Extracted records
════════════════

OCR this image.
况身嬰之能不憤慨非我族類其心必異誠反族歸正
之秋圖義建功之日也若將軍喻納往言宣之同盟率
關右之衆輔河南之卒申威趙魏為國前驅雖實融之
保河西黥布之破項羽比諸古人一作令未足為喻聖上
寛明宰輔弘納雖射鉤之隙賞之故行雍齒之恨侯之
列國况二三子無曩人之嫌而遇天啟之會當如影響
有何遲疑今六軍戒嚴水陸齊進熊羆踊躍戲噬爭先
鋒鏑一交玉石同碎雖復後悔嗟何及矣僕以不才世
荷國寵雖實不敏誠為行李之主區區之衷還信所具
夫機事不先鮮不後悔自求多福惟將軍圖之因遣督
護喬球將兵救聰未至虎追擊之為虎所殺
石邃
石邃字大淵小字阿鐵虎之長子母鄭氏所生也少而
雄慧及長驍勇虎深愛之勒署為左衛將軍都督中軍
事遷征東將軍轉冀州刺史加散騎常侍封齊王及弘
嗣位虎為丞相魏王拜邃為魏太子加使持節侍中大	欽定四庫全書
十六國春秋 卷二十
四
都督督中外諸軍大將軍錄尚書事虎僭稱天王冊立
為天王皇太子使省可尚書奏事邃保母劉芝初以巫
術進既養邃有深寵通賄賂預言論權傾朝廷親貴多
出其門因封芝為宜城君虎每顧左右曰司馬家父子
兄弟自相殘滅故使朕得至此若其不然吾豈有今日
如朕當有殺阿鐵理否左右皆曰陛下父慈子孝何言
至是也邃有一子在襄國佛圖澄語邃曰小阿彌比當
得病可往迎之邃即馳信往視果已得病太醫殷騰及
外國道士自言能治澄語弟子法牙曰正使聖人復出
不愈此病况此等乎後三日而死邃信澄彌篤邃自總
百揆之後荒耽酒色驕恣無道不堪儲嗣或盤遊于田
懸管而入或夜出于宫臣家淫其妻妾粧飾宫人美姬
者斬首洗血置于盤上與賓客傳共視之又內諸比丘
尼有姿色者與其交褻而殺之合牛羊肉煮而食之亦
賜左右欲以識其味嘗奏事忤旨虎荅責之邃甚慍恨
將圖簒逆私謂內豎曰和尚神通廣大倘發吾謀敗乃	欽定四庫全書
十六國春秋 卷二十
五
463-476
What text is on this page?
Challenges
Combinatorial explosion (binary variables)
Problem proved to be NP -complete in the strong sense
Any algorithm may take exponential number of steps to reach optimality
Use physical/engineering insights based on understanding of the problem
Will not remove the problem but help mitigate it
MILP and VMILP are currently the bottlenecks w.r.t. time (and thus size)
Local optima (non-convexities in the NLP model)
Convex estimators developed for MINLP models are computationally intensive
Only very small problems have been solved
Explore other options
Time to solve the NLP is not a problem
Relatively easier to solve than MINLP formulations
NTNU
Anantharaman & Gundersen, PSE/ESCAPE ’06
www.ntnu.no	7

════════════════

▸ **Exercise objective**
Send back each record exactly as it stands.

▸ **Response to this task**
OCR this image.
况身嬰之能不憤慨非我族類其心必異誠反族歸正
之秋圖義建功之日也若將軍喻納往言宣之同盟率
關右之衆輔河南之卒申威趙魏為國前驅雖實融之
保河西黥布之破項羽比諸古人一作令未足為喻聖上
寛明宰輔弘納雖射鉤之隙賞之故行雍齒之恨侯之
列國况二三子無曩人之嫌而遇天啟之會當如影響
有何遲疑今六軍戒嚴水陸齊進熊羆踊躍戲噬爭先
鋒鏑一交玉石同碎雖復後悔嗟何及矣僕以不才世
荷國寵雖實不敏誠為行李之主區區之衷還信所具
夫機事不先鮮不後悔自求多福惟將軍圖之因遣督
護喬球將兵救聰未至虎追擊之為虎所殺
石邃
石邃字大淵小字阿鐵虎之長子母鄭氏所生也少而
雄慧及長驍勇虎深愛之勒署為左衛將軍都督中軍
事遷征東將軍轉冀州刺史加散騎常侍封齊王及弘
嗣位虎為丞相魏王拜邃為魏太子加使持節侍中大	欽定四庫全書
十六國春秋 卷二十
四
都督督中外諸軍大將軍錄尚書事虎僭稱天王冊立
為天王皇太子使省可尚書奏事邃保母劉芝初以巫
術進既養邃有深寵通賄賂預言論權傾朝廷親貴多
出其門因封芝為宜城君虎每顧左右曰司馬家父子
兄弟自相殘滅故使朕得至此若其不然吾豈有今日
如朕當有殺阿鐵理否左右皆曰陛下父慈子孝何言
至是也邃有一子在襄國佛圖澄語邃曰小阿彌比當
得病可往迎之邃即馳信往視果已得病太醫殷騰及
外國道士自言能治澄語弟子法牙曰正使聖人復出
不愈此病况此等乎後三日而死邃信澄彌篤邃自總
百揆之後荒耽酒色驕恣無道不堪儲嗣或盤遊于田
懸管而入或夜出于宫臣家淫其妻妾粧飾宫人美姬
者斬首洗血置于盤上與賓客傳共視之又內諸比丘
尼有姿色者與其交褻而殺之合牛羊肉煮而食之亦
賜左右欲以識其味嘗奏事忤旨虎荅責之邃甚慍恨
將圖簒逆私謂內豎曰和尚神通廣大倘發吾謀敗乃	欽定四庫全書
十六國春秋 卷二十
五
463-476
What text is on this page?
Challenges
Combinatorial explosion (binary variables)
Problem proved to be NP -complete in the strong sense
Any algorithm may take exponential number of steps to reach optimality
Use physical/engineering insights based on understanding of the problem
Will not remove the problem but help mitigate it
MILP and VMILP are currently the bottlenecks w.r.t. time (and thus size)
Local optima (non-convexities in the NLP model)
Convex estimators developed for MINLP models are computationally intensive
Only very small problems have been solved
Explore other options
Time to solve the NLP is not a problem
Relatively easier to solve than MINLP formulations
NTNU
Anantharaman & Gundersen, PSE/ESCAPE ’06
www.ntnu.no	7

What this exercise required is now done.